Given instruction: The records below must be output exactly, without pictures.

────────────────

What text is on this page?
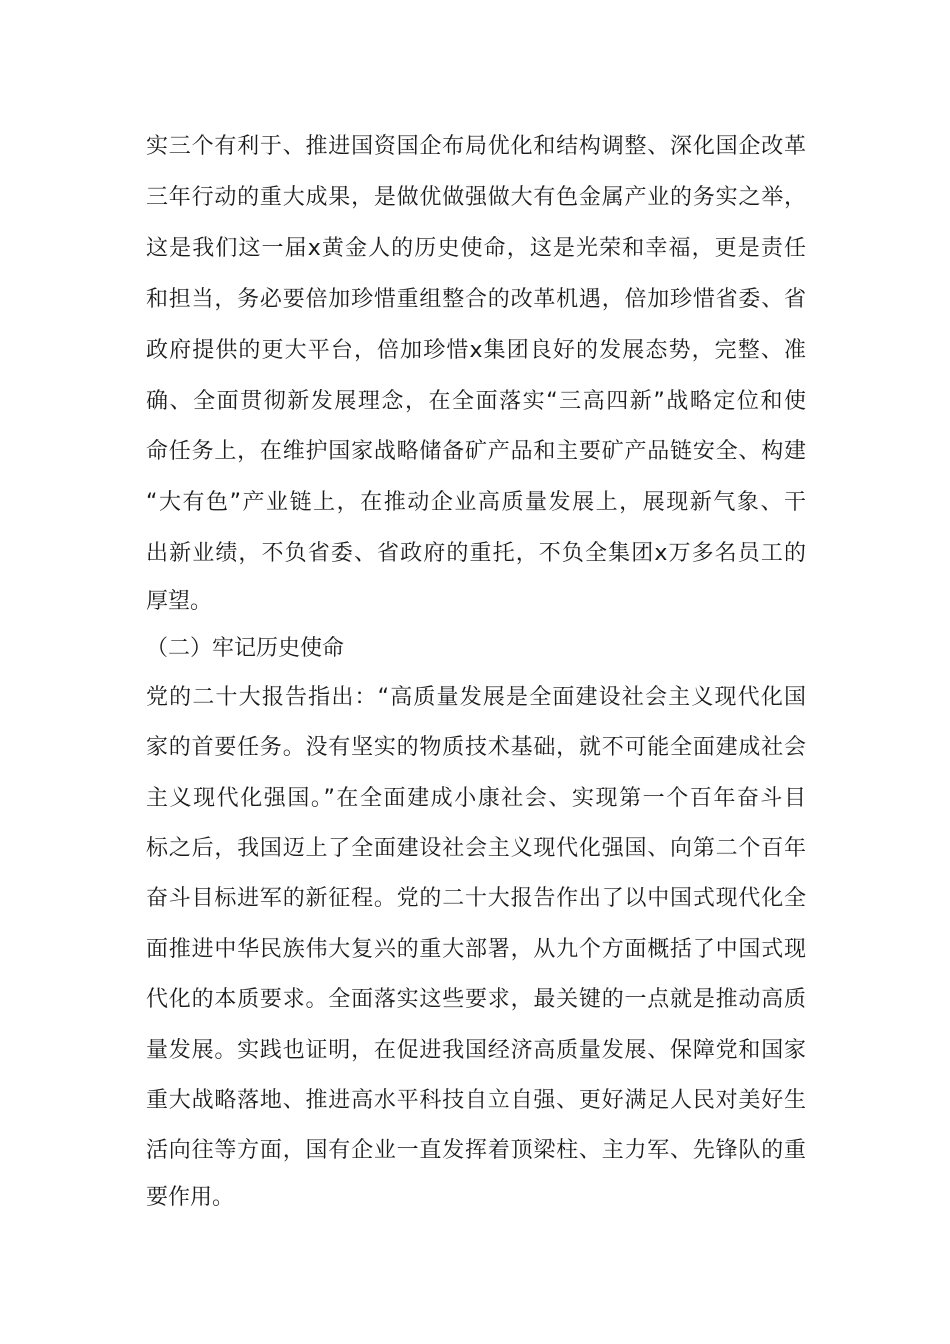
实三个有利于、推进国资国企布局优化和结构调整、深化国企改革
三年行动的重大成果，是做优做强做大有色金属产业的务实之举，
这是我们这一届x黄金人的历史使命，这是光荣和幸福，更是责任
和担当，务必要倍加珍惜重组整合的改革机遇，倍加珍惜省委、省
政府提供的更大平台，倍加珍惜x集团良好的发展态势，完整、准
确、全面贯彻新发展理念，在全面落实“三高四新”战略定位和使
命任务上，在维护国家战略储备矿产品和主要矿产品链安全、构建
“大有色”产业链上，在推动企业高质量发展上，展现新气象、干
出新业绩，不负省委、省政府的重托，不负全集团x万多名员工的
厚望。
（二）牢记历史使命
党的二十大报告指出：“高质量发展是全面建设社会主义现代化国
家的首要任务。没有坚实的物质技术基础，就不可能全面建成社会
主义现代化强国。”在全面建成小康社会、实现第一个百年奋斗目
标之后，我国迈上了全面建设社会主义现代化强国、向第二个百年
奋斗目标进军的新征程。党的二十大报告作出了以中国式现代化全
面推进中华民族伟大复兴的重大部署，从九个方面概括了中国式现
代化的本质要求。全面落实这些要求，最关键的一点就是推动高质
量发展。实践也证明，在促进我国经济高质量发展、保障党和国家
重大战略落地、推进高水平科技自立自强、更好满足人民对美好生
活向往等方面，国有企业一直发挥着顶梁柱、主力军、先锋队的重
要作用。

────────────────

Full solution:
What text is on this page?
实三个有利于、推进国资国企布局优化和结构调整、深化国企改革
三年行动的重大成果，是做优做强做大有色金属产业的务实之举，
这是我们这一届x黄金人的历史使命，这是光荣和幸福，更是责任
和担当，务必要倍加珍惜重组整合的改革机遇，倍加珍惜省委、省
政府提供的更大平台，倍加珍惜x集团良好的发展态势，完整、准
确、全面贯彻新发展理念，在全面落实“三高四新”战略定位和使
命任务上，在维护国家战略储备矿产品和主要矿产品链安全、构建
“大有色”产业链上，在推动企业高质量发展上，展现新气象、干
出新业绩，不负省委、省政府的重托，不负全集团x万多名员工的
厚望。
（二）牢记历史使命
党的二十大报告指出：“高质量发展是全面建设社会主义现代化国
家的首要任务。没有坚实的物质技术基础，就不可能全面建成社会
主义现代化强国。”在全面建成小康社会、实现第一个百年奋斗目
标之后，我国迈上了全面建设社会主义现代化强国、向第二个百年
奋斗目标进军的新征程。党的二十大报告作出了以中国式现代化全
面推进中华民族伟大复兴的重大部署，从九个方面概括了中国式现
代化的本质要求。全面落实这些要求，最关键的一点就是推动高质
量发展。实践也证明，在促进我国经济高质量发展、保障党和国家
重大战略落地、推进高水平科技自立自强、更好满足人民对美好生
活向往等方面，国有企业一直发挥着顶梁柱、主力军、先锋队的重
要作用。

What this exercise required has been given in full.